[MATERIAL FOR THIS EXERCISE]
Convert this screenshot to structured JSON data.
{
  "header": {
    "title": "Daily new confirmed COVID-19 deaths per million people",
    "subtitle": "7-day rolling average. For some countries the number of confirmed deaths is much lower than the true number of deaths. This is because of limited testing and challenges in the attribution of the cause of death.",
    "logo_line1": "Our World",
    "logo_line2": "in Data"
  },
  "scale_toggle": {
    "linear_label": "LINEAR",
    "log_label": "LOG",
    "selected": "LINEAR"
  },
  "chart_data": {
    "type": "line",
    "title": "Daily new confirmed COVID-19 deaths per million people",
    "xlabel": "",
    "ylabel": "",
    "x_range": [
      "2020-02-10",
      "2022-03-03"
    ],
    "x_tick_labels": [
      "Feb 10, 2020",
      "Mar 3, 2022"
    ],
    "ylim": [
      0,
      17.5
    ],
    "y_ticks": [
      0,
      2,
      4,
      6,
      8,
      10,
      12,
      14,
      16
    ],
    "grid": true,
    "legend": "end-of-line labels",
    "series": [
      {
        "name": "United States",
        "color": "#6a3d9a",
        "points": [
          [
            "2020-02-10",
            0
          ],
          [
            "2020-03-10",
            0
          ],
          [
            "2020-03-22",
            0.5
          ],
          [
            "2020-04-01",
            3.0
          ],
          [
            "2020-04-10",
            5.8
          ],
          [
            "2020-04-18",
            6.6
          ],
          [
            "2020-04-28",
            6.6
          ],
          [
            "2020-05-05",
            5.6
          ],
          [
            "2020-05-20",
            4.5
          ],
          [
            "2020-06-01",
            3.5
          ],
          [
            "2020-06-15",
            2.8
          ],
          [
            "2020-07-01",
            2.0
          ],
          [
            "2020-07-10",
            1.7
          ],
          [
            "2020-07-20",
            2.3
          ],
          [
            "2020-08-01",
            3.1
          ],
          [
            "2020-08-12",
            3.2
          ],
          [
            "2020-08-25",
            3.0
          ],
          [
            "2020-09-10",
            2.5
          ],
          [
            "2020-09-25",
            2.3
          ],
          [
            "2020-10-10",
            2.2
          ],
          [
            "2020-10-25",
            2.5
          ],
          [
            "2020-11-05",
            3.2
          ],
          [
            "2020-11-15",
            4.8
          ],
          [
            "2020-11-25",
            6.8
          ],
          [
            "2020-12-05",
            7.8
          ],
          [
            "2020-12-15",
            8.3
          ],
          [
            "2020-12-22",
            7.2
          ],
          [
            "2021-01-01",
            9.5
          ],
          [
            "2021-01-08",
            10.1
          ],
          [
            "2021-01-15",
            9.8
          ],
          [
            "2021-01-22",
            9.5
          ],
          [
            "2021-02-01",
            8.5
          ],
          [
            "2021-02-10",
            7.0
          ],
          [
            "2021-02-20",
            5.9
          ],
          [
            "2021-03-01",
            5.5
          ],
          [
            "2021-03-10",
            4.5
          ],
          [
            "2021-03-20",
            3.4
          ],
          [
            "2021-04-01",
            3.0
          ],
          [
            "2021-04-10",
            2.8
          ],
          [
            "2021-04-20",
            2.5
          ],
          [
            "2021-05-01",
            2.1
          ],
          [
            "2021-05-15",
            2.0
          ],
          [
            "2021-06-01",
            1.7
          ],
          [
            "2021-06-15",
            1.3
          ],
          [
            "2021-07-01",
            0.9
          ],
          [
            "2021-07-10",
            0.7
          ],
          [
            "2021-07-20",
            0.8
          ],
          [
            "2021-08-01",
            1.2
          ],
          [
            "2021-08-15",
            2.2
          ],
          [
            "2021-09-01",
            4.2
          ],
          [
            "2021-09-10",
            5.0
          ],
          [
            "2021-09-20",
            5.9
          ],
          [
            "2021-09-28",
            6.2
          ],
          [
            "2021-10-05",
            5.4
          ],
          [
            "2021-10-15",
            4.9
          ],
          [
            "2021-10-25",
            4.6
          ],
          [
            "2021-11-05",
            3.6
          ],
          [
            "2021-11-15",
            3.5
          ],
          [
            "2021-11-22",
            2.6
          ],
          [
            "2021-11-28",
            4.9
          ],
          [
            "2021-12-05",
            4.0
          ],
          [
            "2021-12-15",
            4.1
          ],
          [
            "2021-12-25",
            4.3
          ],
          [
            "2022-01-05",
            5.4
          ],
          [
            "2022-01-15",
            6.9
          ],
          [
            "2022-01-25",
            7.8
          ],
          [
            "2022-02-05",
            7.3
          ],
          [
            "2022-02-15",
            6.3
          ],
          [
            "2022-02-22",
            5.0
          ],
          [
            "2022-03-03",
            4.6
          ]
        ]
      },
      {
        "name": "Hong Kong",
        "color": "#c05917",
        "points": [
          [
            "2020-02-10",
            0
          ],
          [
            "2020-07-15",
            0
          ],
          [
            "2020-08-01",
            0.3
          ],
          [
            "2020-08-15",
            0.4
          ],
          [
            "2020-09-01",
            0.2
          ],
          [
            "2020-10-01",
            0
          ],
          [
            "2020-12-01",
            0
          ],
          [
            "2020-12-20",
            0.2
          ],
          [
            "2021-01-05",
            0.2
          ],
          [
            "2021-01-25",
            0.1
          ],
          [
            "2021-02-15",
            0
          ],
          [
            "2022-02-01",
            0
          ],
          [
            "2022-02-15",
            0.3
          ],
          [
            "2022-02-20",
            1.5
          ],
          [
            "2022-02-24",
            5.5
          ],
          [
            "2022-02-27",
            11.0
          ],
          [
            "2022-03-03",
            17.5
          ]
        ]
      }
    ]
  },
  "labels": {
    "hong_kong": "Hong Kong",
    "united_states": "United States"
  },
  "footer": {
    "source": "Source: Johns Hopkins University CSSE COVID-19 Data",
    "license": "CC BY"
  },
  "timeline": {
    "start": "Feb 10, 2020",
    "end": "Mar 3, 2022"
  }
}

[WORK REQUIRED]
Please return the data above exactly as given.

[SOLUTION TO THE EXERCISE]
Convert this screenshot to structured JSON data.
{
  "header": {
    "title": "Daily new confirmed COVID-19 deaths per million people",
    "subtitle": "7-day rolling average. For some countries the number of confirmed deaths is much lower than the true number of deaths. This is because of limited testing and challenges in the attribution of the cause of death.",
    "logo_line1": "Our World",
    "logo_line2": "in Data"
  },
  "scale_toggle": {
    "linear_label": "LINEAR",
    "log_label": "LOG",
    "selected": "LINEAR"
  },
  "chart_data": {
    "type": "line",
    "title": "Daily new confirmed COVID-19 deaths per million people",
    "xlabel": "",
    "ylabel": "",
    "x_range": [
      "2020-02-10",
      "2022-03-03"
    ],
    "x_tick_labels": [
      "Feb 10, 2020",
      "Mar 3, 2022"
    ],
    "ylim": [
      0,
      17.5
    ],
    "y_ticks": [
      0,
      2,
      4,
      6,
      8,
      10,
      12,
      14,
      16
    ],
    "grid": true,
    "legend": "end-of-line labels",
    "series": [
      {
        "name": "United States",
        "color": "#6a3d9a",
        "points": [
          [
            "2020-02-10",
            0
          ],
          [
            "2020-03-10",
            0
          ],
          [
            "2020-03-22",
            0.5
          ],
          [
            "2020-04-01",
            3.0
          ],
          [
            "2020-04-10",
            5.8
          ],
          [
            "2020-04-18",
            6.6
          ],
          [
            "2020-04-28",
            6.6
          ],
          [
            "2020-05-05",
            5.6
          ],
          [
            "2020-05-20",
            4.5
          ],
          [
            "2020-06-01",
            3.5
          ],
          [
            "2020-06-15",
            2.8
          ],
          [
            "2020-07-01",
            2.0
          ],
          [
            "2020-07-10",
            1.7
          ],
          [
            "2020-07-20",
            2.3
          ],
          [
            "2020-08-01",
            3.1
          ],
          [
            "2020-08-12",
            3.2
          ],
          [
            "2020-08-25",
            3.0
          ],
          [
            "2020-09-10",
            2.5
          ],
          [
            "2020-09-25",
            2.3
          ],
          [
            "2020-10-10",
            2.2
          ],
          [
            "2020-10-25",
            2.5
          ],
          [
            "2020-11-05",
            3.2
          ],
          [
            "2020-11-15",
            4.8
          ],
          [
            "2020-11-25",
            6.8
          ],
          [
            "2020-12-05",
            7.8
          ],
          [
            "2020-12-15",
            8.3
          ],
          [
            "2020-12-22",
            7.2
          ],
          [
            "2021-01-01",
            9.5
          ],
          [
            "2021-01-08",
            10.1
          ],
          [
            "2021-01-15",
            9.8
          ],
          [
            "2021-01-22",
            9.5
          ],
          [
            "2021-02-01",
            8.5
          ],
          [
            "2021-02-10",
            7.0
          ],
          [
            "2021-02-20",
            5.9
          ],
          [
            "2021-03-01",
            5.5
          ],
          [
            "2021-03-10",
            4.5
          ],
          [
            "2021-03-20",
            3.4
          ],
          [
            "2021-04-01",
            3.0
          ],
          [
            "2021-04-10",
            2.8
          ],
          [
            "2021-04-20",
            2.5
          ],
          [
            "2021-05-01",
            2.1
          ],
          [
            "2021-05-15",
            2.0
          ],
          [
            "2021-06-01",
            1.7
          ],
          [
            "2021-06-15",
            1.3
          ],
          [
            "2021-07-01",
            0.9
          ],
          [
            "2021-07-10",
            0.7
          ],
          [
            "2021-07-20",
            0.8
          ],
          [
            "2021-08-01",
            1.2
          ],
          [
            "2021-08-15",
            2.2
          ],
          [
            "2021-09-01",
            4.2
          ],
          [
            "2021-09-10",
            5.0
          ],
          [
            "2021-09-20",
            5.9
          ],
          [
            "2021-09-28",
            6.2
          ],
          [
            "2021-10-05",
            5.4
          ],
          [
            "2021-10-15",
            4.9
          ],
          [
            "2021-10-25",
            4.6
          ],
          [
            "2021-11-05",
            3.6
          ],
          [
            "2021-11-15",
            3.5
          ],
          [
            "2021-11-22",
            2.6
          ],
          [
            "2021-11-28",
            4.9
          ],
          [
            "2021-12-05",
            4.0
          ],
          [
            "2021-12-15",
            4.1
          ],
          [
            "2021-12-25",
            4.3
          ],
          [
            "2022-01-05",
            5.4
          ],
          [
            "2022-01-15",
            6.9
          ],
          [
            "2022-01-25",
            7.8
          ],
          [
            "2022-02-05",
            7.3
          ],
          [
            "2022-02-15",
            6.3
          ],
          [
            "2022-02-22",
            5.0
          ],
          [
            "2022-03-03",
            4.6
          ]
        ]
      },
      {
        "name": "Hong Kong",
        "color": "#c05917",
        "points": [
          [
            "2020-02-10",
            0
          ],
          [
            "2020-07-15",
            0
          ],
          [
            "2020-08-01",
            0.3
          ],
          [
            "2020-08-15",
            0.4
          ],
          [
            "2020-09-01",
            0.2
          ],
          [
            "2020-10-01",
            0
          ],
          [
            "2020-12-01",
            0
          ],
          [
            "2020-12-20",
            0.2
          ],
          [
            "2021-01-05",
            0.2
          ],
          [
            "2021-01-25",
            0.1
          ],
          [
            "2021-02-15",
            0
          ],
          [
            "2022-02-01",
            0
          ],
          [
            "2022-02-15",
            0.3
          ],
          [
            "2022-02-20",
            1.5
          ],
          [
            "2022-02-24",
            5.5
          ],
          [
            "2022-02-27",
            11.0
          ],
          [
            "2022-03-03",
            17.5
          ]
        ]
      }
    ]
  },
  "labels": {
    "hong_kong": "Hong Kong",
    "united_states": "United States"
  },
  "footer": {
    "source": "Source: Johns Hopkins University CSSE COVID-19 Data",
    "license": "CC BY"
  },
  "timeline": {
    "start": "Feb 10, 2020",
    "end": "Mar 3, 2022"
  }
}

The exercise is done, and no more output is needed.